▶ **RECORDS FOR THE TASK**
####################

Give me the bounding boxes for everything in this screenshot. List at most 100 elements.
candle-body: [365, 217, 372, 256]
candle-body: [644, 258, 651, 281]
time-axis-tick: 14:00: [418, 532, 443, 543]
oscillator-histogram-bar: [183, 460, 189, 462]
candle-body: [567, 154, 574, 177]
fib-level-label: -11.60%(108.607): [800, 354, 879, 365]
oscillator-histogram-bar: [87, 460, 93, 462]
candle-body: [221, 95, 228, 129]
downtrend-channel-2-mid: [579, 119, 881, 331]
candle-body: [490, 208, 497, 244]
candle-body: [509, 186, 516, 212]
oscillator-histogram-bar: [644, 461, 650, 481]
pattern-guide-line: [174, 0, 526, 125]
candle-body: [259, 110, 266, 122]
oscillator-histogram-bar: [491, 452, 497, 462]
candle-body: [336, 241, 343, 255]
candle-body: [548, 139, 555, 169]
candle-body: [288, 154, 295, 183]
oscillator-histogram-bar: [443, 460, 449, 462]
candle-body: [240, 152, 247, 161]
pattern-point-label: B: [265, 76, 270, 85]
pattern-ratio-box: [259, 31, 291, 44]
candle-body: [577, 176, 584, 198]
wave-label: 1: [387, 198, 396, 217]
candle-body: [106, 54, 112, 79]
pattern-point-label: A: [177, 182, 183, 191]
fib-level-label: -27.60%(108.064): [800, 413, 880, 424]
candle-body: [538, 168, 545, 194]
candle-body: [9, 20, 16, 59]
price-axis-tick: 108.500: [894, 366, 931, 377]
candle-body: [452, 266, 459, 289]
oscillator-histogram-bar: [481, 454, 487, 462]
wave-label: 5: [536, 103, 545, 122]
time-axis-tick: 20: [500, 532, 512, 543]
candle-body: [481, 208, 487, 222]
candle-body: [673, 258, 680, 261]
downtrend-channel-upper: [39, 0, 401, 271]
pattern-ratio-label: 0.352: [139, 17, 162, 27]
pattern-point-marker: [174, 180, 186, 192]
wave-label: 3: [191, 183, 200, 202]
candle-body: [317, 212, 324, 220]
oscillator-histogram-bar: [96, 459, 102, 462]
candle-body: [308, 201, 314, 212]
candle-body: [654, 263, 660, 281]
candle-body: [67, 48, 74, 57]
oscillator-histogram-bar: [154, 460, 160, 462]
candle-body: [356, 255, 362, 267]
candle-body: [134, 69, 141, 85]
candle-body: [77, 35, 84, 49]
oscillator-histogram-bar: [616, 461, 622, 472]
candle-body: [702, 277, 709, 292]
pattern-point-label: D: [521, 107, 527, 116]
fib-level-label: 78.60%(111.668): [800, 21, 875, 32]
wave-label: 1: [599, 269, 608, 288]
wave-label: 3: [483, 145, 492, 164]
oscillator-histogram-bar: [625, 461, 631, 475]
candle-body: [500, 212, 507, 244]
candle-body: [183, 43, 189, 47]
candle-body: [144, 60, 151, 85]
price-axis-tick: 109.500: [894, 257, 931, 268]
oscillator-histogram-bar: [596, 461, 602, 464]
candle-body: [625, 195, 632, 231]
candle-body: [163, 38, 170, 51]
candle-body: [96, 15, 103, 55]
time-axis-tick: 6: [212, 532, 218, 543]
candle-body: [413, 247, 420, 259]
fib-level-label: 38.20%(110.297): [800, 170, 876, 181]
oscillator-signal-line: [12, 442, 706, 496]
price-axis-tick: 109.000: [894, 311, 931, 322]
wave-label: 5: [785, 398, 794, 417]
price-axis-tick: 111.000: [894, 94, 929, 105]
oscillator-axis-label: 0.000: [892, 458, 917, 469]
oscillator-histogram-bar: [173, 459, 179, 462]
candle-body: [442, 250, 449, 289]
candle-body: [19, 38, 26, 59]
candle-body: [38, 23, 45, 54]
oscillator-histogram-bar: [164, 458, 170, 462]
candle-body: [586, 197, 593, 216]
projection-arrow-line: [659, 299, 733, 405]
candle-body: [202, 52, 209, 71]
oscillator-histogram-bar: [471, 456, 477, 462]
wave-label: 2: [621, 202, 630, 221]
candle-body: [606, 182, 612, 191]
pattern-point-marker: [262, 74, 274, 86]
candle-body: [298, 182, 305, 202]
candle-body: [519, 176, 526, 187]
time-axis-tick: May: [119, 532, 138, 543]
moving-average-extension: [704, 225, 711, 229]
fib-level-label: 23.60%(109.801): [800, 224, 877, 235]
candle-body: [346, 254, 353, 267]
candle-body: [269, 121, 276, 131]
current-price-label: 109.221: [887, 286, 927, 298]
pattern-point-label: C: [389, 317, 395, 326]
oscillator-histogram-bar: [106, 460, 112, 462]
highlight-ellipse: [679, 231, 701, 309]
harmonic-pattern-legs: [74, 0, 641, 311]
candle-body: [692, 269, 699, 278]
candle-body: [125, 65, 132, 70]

####################

▶ **AIM**
Echo the items verbatim, from the first line through the line containing "oscillator-histogram-bar: [481, 454, 487, 462]", both ends included.

▶ **OUTPUT OF THE EXERCISE**
Give me the bounding boxes for everything in this screenshot. List at most 100 elements.
candle-body: [365, 217, 372, 256]
candle-body: [644, 258, 651, 281]
time-axis-tick: 14:00: [418, 532, 443, 543]
oscillator-histogram-bar: [183, 460, 189, 462]
candle-body: [567, 154, 574, 177]
fib-level-label: -11.60%(108.607): [800, 354, 879, 365]
oscillator-histogram-bar: [87, 460, 93, 462]
candle-body: [221, 95, 228, 129]
downtrend-channel-2-mid: [579, 119, 881, 331]
candle-body: [490, 208, 497, 244]
candle-body: [509, 186, 516, 212]
oscillator-histogram-bar: [644, 461, 650, 481]
pattern-guide-line: [174, 0, 526, 125]
candle-body: [259, 110, 266, 122]
oscillator-histogram-bar: [491, 452, 497, 462]
candle-body: [336, 241, 343, 255]
candle-body: [548, 139, 555, 169]
candle-body: [288, 154, 295, 183]
oscillator-histogram-bar: [443, 460, 449, 462]
candle-body: [240, 152, 247, 161]
pattern-point-label: B: [265, 76, 270, 85]
pattern-ratio-box: [259, 31, 291, 44]
candle-body: [577, 176, 584, 198]
wave-label: 1: [387, 198, 396, 217]
candle-body: [106, 54, 112, 79]
pattern-point-label: A: [177, 182, 183, 191]
fib-level-label: -27.60%(108.064): [800, 413, 880, 424]
candle-body: [538, 168, 545, 194]
candle-body: [9, 20, 16, 59]
price-axis-tick: 108.500: [894, 366, 931, 377]
candle-body: [452, 266, 459, 289]
oscillator-histogram-bar: [481, 454, 487, 462]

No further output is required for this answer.